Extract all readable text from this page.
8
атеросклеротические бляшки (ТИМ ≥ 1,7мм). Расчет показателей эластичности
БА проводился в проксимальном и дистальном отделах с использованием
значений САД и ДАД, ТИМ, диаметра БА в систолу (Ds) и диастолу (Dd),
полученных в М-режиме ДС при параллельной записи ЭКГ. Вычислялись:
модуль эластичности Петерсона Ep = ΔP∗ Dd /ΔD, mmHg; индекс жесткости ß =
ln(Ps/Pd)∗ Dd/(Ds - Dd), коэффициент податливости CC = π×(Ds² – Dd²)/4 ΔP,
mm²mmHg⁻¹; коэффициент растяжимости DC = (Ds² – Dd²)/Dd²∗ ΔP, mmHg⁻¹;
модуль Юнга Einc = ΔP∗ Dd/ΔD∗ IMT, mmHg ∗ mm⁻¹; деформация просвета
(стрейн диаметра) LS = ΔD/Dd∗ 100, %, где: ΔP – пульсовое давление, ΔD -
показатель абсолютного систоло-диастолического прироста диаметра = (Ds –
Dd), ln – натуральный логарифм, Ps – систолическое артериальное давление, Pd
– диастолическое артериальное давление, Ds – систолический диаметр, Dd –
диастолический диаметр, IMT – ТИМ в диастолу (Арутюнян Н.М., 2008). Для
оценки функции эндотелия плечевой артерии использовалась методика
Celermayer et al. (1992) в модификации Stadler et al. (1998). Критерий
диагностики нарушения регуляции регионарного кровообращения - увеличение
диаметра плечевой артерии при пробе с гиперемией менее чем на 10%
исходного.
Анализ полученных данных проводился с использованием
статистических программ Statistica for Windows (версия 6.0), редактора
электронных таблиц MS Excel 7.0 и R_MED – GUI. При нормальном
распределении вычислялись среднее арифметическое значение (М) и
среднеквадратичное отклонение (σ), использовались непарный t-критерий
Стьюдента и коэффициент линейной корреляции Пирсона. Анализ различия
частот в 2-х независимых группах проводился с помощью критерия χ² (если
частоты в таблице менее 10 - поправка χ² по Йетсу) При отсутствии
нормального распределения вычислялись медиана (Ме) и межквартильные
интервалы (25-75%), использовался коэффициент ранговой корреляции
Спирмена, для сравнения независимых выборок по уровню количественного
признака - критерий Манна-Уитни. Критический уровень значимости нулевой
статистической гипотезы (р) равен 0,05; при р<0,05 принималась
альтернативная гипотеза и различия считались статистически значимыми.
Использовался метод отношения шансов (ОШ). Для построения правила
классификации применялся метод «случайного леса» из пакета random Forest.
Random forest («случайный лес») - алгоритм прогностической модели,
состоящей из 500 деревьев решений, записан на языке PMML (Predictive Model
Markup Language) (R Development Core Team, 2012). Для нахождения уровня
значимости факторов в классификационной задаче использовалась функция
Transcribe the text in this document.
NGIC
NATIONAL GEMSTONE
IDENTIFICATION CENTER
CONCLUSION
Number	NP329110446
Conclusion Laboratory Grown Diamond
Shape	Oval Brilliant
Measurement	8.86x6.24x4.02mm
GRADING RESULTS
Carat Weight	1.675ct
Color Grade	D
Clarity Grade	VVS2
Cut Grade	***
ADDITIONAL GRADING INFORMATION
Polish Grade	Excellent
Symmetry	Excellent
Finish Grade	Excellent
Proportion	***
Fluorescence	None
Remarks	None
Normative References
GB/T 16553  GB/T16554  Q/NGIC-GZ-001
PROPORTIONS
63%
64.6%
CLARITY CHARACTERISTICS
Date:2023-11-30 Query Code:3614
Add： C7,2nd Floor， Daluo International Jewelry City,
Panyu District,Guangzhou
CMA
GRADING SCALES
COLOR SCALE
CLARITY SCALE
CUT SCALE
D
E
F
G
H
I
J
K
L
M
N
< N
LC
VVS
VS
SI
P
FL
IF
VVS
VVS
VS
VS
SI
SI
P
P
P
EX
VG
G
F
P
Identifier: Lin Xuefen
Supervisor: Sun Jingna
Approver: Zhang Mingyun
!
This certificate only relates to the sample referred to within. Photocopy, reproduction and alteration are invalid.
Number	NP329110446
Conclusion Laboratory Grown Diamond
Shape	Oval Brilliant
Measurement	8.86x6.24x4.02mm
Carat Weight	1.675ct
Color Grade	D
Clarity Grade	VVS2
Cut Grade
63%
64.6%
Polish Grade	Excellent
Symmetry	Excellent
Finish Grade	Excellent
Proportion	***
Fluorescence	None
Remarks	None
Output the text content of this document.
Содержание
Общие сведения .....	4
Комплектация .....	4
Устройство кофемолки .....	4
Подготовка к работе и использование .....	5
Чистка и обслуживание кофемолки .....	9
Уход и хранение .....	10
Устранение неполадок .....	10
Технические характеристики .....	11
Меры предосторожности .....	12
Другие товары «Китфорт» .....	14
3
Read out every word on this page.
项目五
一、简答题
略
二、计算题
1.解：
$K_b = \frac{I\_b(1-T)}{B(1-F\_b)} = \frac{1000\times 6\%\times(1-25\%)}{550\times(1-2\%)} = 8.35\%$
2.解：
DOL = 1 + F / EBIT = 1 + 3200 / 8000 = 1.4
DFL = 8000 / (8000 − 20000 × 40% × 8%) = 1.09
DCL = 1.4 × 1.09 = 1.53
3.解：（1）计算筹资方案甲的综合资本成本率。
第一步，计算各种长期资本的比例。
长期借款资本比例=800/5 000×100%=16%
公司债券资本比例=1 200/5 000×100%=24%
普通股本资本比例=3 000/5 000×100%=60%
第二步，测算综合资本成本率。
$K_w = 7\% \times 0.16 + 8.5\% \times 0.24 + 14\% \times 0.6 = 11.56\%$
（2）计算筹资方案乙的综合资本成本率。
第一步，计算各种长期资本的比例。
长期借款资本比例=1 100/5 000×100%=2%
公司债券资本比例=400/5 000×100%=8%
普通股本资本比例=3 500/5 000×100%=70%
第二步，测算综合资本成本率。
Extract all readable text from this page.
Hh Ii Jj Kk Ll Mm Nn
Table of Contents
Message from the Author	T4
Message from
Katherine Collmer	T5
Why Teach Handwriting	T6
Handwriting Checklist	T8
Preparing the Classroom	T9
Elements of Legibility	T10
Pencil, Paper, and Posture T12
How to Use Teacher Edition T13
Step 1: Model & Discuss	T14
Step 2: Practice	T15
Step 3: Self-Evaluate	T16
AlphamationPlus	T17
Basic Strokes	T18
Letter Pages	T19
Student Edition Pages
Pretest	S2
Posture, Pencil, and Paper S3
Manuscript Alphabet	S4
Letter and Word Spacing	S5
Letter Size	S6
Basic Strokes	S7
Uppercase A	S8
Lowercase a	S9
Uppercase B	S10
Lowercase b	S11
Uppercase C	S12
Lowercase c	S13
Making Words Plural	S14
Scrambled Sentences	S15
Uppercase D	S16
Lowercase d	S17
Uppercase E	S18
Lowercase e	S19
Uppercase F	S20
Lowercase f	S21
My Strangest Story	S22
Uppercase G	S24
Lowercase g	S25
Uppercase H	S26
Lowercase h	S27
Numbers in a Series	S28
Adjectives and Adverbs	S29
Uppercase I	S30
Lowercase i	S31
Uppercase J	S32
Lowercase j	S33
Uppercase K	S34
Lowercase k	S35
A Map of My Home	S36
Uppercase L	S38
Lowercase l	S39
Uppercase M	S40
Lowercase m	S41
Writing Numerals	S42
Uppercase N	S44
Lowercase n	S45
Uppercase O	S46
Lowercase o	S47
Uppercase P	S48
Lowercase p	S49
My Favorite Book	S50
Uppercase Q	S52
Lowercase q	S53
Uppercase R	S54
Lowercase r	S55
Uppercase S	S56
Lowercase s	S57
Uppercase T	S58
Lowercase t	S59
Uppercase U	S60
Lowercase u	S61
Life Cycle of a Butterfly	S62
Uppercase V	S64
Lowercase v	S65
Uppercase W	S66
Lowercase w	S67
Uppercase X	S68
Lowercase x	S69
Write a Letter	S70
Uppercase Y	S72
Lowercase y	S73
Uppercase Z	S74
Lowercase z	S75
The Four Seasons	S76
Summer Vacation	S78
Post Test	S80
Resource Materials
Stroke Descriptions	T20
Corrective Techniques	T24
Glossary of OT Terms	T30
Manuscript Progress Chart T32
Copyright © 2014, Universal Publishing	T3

→ **Exercise task**
Scan the records above for the string "from", then report every line that contains it.

→ **Task result**
Extract all readable text from this page.
Extract all readable text from this page.
Message from the Author	T4
Message from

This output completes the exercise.